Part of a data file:
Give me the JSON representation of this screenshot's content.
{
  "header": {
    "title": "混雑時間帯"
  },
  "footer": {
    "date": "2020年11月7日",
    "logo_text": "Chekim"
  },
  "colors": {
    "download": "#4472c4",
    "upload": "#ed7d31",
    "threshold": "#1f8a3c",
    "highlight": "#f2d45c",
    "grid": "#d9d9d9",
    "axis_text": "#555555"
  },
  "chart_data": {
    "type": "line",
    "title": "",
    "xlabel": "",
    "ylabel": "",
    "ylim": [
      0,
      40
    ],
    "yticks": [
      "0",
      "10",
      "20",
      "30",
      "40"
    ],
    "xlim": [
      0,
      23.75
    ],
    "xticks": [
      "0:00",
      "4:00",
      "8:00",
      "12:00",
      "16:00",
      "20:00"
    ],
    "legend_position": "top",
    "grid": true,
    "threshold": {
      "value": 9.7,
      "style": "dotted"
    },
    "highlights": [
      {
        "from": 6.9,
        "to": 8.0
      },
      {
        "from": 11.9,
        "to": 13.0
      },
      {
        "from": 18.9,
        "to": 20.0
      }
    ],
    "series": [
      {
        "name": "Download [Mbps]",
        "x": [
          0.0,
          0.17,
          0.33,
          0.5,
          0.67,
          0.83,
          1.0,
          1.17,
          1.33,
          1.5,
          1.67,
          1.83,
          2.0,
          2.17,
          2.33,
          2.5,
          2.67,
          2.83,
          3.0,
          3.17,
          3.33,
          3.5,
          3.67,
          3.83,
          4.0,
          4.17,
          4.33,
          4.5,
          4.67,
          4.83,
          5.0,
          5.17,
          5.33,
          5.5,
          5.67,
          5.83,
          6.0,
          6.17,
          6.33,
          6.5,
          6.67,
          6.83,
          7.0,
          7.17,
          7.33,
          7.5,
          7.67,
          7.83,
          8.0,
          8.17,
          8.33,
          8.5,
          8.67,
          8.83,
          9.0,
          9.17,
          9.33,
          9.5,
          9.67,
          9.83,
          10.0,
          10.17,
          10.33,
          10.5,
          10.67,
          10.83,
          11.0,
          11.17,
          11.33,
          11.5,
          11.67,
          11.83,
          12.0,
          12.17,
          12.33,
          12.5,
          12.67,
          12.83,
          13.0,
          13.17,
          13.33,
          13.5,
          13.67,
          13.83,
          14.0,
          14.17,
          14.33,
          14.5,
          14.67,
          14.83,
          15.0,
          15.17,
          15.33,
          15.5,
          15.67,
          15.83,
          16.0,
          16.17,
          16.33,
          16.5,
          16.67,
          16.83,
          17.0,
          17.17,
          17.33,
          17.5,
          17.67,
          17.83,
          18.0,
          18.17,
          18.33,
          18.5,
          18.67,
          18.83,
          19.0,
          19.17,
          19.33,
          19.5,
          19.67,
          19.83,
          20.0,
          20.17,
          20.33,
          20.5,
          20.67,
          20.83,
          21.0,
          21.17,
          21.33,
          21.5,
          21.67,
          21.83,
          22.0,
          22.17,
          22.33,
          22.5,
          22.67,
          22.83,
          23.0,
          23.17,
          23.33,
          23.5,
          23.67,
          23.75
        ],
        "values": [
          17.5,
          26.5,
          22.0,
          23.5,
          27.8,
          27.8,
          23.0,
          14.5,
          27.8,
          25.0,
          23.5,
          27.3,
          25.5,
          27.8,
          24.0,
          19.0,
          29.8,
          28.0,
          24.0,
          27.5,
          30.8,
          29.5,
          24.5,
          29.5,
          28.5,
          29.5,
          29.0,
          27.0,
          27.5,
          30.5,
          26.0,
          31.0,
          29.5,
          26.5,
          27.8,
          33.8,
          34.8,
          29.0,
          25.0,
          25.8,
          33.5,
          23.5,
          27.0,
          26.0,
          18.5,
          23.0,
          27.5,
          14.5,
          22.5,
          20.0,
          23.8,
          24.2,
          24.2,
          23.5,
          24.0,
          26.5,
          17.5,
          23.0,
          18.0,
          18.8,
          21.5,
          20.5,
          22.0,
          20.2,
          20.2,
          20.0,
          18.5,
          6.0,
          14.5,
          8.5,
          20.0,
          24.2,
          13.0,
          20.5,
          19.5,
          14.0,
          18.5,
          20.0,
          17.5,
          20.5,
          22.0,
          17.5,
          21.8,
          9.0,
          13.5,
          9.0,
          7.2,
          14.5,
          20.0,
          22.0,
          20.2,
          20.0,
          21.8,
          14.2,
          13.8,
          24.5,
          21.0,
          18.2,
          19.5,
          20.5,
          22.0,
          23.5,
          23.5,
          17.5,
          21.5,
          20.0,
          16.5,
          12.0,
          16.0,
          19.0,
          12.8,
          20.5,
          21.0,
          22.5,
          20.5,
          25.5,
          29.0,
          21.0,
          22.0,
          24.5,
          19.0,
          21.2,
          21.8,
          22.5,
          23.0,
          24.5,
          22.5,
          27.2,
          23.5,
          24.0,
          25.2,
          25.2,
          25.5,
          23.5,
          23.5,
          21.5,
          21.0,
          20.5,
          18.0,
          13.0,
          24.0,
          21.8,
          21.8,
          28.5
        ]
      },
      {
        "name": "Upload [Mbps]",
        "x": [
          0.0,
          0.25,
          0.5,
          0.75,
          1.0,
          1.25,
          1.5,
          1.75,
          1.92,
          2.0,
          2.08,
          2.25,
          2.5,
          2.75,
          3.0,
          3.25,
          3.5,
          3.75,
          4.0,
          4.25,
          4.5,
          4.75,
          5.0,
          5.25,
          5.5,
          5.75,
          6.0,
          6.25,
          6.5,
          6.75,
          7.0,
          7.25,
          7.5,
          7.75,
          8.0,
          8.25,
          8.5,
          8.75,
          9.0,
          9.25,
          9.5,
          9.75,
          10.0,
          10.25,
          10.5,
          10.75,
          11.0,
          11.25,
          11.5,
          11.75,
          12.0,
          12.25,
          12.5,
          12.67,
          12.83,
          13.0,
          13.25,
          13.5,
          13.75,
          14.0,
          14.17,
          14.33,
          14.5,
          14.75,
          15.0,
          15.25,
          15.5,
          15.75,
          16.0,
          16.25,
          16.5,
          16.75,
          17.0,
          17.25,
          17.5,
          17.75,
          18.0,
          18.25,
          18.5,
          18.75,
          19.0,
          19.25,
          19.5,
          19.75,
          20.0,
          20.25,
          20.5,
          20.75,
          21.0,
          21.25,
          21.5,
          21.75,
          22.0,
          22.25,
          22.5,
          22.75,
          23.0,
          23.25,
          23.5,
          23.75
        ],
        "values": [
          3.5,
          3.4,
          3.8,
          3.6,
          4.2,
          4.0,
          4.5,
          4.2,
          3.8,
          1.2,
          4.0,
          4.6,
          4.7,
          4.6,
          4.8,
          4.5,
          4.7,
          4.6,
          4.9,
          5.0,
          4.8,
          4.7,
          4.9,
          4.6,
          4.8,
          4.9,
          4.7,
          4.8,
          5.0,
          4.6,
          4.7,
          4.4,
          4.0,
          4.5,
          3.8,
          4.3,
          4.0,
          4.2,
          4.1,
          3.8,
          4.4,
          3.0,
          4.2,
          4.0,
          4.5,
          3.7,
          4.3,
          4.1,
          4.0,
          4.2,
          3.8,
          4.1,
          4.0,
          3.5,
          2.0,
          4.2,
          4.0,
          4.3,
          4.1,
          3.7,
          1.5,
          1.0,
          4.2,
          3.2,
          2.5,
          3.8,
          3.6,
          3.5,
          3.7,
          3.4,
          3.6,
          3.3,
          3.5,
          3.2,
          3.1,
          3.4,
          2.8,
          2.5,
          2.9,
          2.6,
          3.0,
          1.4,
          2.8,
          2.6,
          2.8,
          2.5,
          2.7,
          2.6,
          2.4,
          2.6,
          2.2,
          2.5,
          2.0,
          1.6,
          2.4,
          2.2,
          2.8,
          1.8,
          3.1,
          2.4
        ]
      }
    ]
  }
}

*PROBLEM REQUIREMENTS*.
Your answer should be one number: how many lines in the material above contain the string "Mbps".

*TASK OUTPUT*.
2